Data entries:
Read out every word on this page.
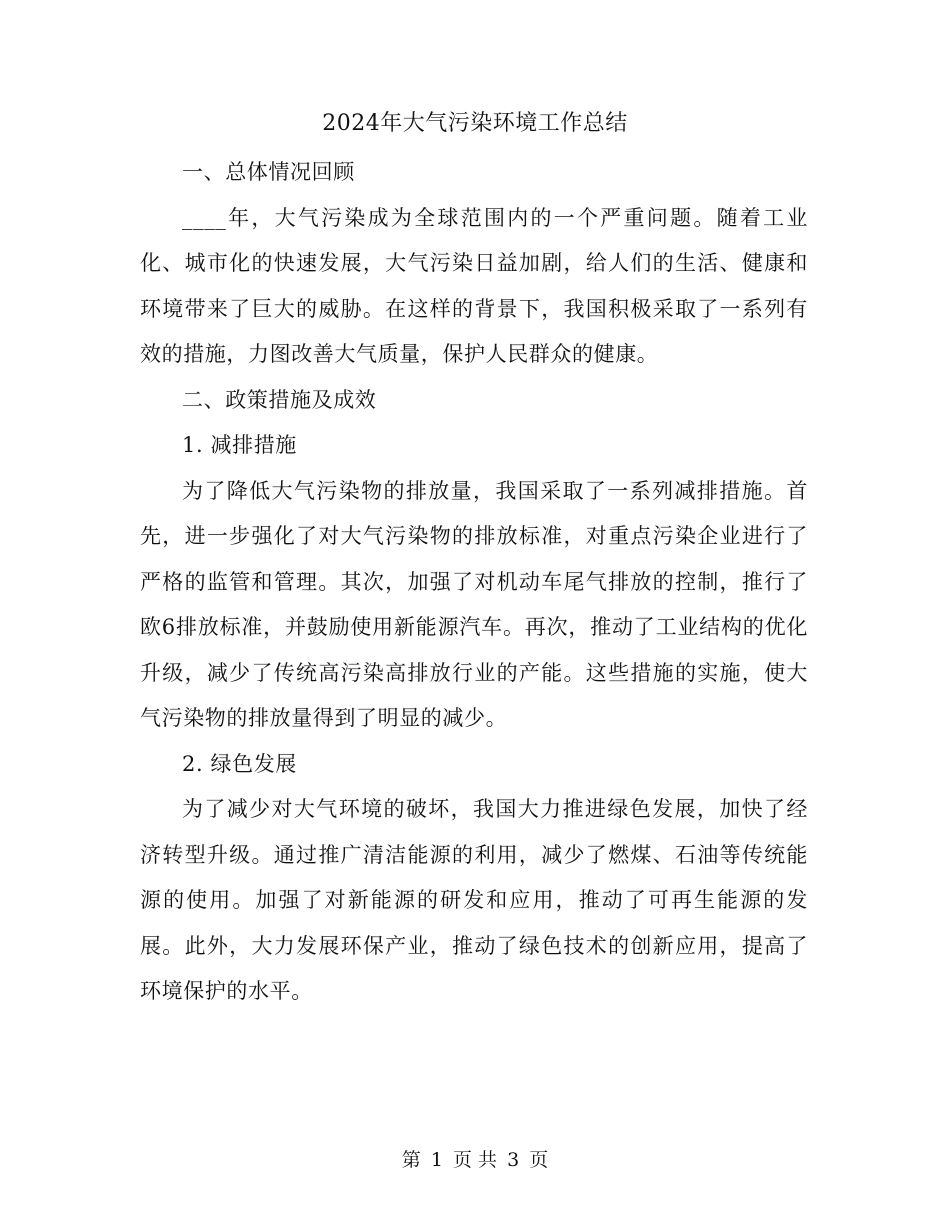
2024年大气污染环境工作总结

一、总体情况回顾

____年，大气污染成为全球范围内的一个严重问题。随着工业化、城市化的快速发展，大气污染日益加剧，给人们的生活、健康和环境带来了巨大的威胁。在这样的背景下，我国积极采取了一系列有效的措施，力图改善大气质量，保护人民群众的健康。

二、政策措施及成效

1. 减排措施

为了降低大气污染物的排放量，我国采取了一系列减排措施。首先，进一步强化了对大气污染物的排放标准，对重点污染企业进行了严格的监管和管理。其次，加强了对机动车尾气排放的控制，推行了欧6排放标准，并鼓励使用新能源汽车。再次，推动了工业结构的优化升级，减少了传统高污染高排放行业的产能。这些措施的实施，使大气污染物的排放量得到了明显的减少。

2. 绿色发展

为了减少对大气环境的破坏，我国大力推进绿色发展，加快了经济转型升级。通过推广清洁能源的利用，减少了燃煤、石油等传统能源的使用。加强了对新能源的研发和应用，推动了可再生能源的发展。此外，大力发展环保产业，推动了绿色技术的创新应用，提高了环境保护的水平。

第 1 页 共 3 页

=== Task details ===
Copy every line of the data word for word, omitting the images.

=== Answer to this exercise ===
Read out every word on this page.
2024年大气污染环境工作总结

一、总体情况回顾

____年，大气污染成为全球范围内的一个严重问题。随着工业化、城市化的快速发展，大气污染日益加剧，给人们的生活、健康和环境带来了巨大的威胁。在这样的背景下，我国积极采取了一系列有效的措施，力图改善大气质量，保护人民群众的健康。

二、政策措施及成效

1. 减排措施

为了降低大气污染物的排放量，我国采取了一系列减排措施。首先，进一步强化了对大气污染物的排放标准，对重点污染企业进行了严格的监管和管理。其次，加强了对机动车尾气排放的控制，推行了欧6排放标准，并鼓励使用新能源汽车。再次，推动了工业结构的优化升级，减少了传统高污染高排放行业的产能。这些措施的实施，使大气污染物的排放量得到了明显的减少。

2. 绿色发展

为了减少对大气环境的破坏，我国大力推进绿色发展，加快了经济转型升级。通过推广清洁能源的利用，减少了燃煤、石油等传统能源的使用。加强了对新能源的研发和应用，推动了可再生能源的发展。此外，大力发展环保产业，推动了绿色技术的创新应用，提高了环境保护的水平。

第 1 页 共 3 页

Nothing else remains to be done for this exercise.